_What is expected_
Where a line holds the string "Pâques", return that line.

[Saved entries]
####################

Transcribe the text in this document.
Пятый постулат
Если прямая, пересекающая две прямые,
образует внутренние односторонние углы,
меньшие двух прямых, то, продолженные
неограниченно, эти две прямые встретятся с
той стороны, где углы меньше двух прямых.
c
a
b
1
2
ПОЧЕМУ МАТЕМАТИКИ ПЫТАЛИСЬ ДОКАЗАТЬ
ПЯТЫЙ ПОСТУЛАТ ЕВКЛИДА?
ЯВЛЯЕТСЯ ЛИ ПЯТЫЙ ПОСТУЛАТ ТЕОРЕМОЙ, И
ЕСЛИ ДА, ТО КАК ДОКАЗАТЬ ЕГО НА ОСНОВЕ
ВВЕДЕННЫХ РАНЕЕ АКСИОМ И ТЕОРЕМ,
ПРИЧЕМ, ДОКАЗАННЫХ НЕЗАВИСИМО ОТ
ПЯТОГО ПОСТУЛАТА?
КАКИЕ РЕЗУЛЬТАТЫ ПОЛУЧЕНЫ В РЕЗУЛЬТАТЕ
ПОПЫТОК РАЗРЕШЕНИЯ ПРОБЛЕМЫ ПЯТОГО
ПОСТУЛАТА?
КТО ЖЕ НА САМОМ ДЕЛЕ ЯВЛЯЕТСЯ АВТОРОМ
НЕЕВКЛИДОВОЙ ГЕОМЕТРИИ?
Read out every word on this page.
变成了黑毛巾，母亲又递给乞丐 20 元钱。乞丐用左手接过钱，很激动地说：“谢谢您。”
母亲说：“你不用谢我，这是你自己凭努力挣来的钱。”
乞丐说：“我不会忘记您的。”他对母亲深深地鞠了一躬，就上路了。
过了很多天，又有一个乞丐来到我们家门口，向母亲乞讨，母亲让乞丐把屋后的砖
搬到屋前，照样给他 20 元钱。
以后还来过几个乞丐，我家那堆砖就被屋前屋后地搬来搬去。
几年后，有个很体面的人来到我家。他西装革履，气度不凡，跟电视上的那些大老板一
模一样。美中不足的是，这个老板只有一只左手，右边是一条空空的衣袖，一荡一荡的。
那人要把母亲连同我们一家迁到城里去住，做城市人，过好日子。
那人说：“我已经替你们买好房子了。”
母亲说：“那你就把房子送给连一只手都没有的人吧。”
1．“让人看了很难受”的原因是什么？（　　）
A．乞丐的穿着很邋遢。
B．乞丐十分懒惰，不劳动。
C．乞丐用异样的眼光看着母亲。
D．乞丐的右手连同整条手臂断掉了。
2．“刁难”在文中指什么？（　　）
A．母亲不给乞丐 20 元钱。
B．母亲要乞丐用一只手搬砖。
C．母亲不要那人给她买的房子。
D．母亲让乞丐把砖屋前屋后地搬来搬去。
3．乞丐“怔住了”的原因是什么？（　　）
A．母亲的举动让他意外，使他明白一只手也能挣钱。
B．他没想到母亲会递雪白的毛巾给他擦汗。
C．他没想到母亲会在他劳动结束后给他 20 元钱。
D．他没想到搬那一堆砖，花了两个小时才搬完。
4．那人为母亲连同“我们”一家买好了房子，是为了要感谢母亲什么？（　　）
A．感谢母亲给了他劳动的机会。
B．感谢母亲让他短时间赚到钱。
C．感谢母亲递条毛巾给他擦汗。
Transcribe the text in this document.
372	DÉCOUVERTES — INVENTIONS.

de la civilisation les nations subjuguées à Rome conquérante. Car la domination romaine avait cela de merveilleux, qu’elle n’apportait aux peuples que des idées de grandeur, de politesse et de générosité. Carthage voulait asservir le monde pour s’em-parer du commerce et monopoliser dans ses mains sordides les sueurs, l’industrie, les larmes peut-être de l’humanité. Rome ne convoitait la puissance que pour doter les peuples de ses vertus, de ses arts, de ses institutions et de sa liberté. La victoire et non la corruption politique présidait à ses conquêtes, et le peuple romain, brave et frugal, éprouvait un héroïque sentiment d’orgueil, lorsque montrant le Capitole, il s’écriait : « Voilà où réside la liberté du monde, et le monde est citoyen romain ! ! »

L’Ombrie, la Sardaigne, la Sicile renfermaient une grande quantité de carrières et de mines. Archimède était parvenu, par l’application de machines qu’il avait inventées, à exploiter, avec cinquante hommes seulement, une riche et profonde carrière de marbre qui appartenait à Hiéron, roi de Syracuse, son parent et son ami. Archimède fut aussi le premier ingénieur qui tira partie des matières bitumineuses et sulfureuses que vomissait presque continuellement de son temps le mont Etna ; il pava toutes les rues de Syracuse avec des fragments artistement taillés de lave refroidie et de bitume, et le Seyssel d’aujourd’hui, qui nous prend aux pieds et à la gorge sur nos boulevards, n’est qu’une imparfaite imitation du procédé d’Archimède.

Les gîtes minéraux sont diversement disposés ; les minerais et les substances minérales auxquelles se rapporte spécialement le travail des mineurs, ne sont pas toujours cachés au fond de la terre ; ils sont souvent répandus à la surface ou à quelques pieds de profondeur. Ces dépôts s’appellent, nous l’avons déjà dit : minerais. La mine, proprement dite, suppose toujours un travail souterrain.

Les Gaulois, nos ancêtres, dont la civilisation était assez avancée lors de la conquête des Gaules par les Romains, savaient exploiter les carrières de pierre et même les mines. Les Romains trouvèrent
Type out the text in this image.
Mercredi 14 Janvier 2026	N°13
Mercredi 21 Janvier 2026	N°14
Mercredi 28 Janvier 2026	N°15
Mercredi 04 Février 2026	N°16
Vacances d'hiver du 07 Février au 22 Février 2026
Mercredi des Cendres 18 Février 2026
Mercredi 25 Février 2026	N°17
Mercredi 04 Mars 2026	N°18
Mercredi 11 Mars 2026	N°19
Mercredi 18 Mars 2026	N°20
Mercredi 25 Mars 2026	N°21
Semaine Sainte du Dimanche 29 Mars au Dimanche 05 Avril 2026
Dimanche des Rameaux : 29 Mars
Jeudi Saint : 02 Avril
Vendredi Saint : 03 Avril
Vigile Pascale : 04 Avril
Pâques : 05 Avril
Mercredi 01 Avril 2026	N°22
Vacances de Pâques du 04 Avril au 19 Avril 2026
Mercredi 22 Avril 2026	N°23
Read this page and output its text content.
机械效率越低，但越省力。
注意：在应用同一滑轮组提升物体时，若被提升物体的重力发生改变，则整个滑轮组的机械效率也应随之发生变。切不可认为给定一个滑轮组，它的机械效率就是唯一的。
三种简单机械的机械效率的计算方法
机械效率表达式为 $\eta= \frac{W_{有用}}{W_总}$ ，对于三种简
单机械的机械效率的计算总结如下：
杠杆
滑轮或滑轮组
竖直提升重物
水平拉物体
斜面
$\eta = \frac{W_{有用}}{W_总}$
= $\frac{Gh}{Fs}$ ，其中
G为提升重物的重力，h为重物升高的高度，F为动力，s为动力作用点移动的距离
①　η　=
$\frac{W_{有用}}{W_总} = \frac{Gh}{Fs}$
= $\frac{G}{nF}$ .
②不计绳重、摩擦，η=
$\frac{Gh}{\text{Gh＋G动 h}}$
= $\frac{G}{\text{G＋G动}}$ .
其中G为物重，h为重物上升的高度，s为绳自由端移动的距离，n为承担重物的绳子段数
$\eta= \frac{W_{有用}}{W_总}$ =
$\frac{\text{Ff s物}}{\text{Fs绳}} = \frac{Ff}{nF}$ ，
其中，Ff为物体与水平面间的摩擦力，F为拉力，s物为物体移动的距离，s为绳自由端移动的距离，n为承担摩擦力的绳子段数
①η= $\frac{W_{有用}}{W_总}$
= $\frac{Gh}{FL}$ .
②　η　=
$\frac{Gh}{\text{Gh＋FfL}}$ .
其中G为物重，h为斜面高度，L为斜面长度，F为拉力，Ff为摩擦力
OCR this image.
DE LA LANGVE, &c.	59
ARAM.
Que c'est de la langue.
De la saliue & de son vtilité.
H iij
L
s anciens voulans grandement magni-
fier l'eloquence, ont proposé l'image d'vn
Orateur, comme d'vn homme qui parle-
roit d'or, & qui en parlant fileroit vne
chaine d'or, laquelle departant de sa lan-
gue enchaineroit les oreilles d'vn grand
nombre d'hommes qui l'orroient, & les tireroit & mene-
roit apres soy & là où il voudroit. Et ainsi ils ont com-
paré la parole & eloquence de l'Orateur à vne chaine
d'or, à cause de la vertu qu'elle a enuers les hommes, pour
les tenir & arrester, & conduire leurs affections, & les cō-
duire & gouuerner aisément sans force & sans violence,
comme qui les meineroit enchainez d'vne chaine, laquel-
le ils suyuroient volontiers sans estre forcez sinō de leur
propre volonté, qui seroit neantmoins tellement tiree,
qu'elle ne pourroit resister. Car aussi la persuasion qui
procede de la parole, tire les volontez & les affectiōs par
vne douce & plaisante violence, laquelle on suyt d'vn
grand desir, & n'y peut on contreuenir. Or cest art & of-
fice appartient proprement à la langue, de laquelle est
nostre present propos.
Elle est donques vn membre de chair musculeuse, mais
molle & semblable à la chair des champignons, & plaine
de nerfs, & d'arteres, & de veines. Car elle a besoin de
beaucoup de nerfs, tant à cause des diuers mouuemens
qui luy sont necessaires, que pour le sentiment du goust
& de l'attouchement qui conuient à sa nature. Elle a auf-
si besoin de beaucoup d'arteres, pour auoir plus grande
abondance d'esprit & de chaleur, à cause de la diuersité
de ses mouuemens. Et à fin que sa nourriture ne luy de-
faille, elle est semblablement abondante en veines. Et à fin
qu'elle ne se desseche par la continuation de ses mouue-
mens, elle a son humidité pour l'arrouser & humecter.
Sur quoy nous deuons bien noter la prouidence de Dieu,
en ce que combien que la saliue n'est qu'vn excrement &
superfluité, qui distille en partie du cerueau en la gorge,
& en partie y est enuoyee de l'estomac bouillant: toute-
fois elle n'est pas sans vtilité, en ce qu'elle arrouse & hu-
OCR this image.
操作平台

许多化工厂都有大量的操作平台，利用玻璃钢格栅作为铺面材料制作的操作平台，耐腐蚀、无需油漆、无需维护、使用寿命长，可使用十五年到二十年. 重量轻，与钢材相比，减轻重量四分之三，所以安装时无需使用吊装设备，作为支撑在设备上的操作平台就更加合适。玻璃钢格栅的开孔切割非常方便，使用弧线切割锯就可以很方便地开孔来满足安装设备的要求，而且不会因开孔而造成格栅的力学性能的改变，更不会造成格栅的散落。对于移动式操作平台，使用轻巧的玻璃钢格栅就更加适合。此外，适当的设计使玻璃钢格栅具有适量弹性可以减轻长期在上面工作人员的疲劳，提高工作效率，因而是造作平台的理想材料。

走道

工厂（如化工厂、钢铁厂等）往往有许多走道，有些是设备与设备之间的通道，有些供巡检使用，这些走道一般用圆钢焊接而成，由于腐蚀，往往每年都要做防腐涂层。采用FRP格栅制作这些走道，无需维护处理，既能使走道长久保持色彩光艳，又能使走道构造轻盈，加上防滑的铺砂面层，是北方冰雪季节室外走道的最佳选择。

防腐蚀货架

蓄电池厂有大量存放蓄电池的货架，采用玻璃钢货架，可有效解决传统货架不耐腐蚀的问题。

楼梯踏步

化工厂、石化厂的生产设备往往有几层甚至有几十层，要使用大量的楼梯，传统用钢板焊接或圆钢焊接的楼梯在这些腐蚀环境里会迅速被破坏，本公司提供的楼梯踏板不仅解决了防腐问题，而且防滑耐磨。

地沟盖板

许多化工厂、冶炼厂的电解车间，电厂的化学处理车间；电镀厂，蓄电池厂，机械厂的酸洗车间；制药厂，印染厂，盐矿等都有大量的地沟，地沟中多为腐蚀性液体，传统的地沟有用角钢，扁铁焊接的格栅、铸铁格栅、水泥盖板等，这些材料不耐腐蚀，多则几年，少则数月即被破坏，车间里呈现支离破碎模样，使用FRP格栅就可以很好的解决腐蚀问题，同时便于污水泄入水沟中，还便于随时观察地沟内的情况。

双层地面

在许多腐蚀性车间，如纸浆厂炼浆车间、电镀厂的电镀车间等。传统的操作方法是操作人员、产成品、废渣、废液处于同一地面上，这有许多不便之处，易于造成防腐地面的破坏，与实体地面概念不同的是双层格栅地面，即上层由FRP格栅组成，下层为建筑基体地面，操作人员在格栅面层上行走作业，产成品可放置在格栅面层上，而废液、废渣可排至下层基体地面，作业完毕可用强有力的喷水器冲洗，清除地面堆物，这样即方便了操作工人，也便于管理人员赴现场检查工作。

####################

_Result of the exercise_
Pâques : 05 Avril
Vacances de Pâques du 04 Avril au 19 Avril 2026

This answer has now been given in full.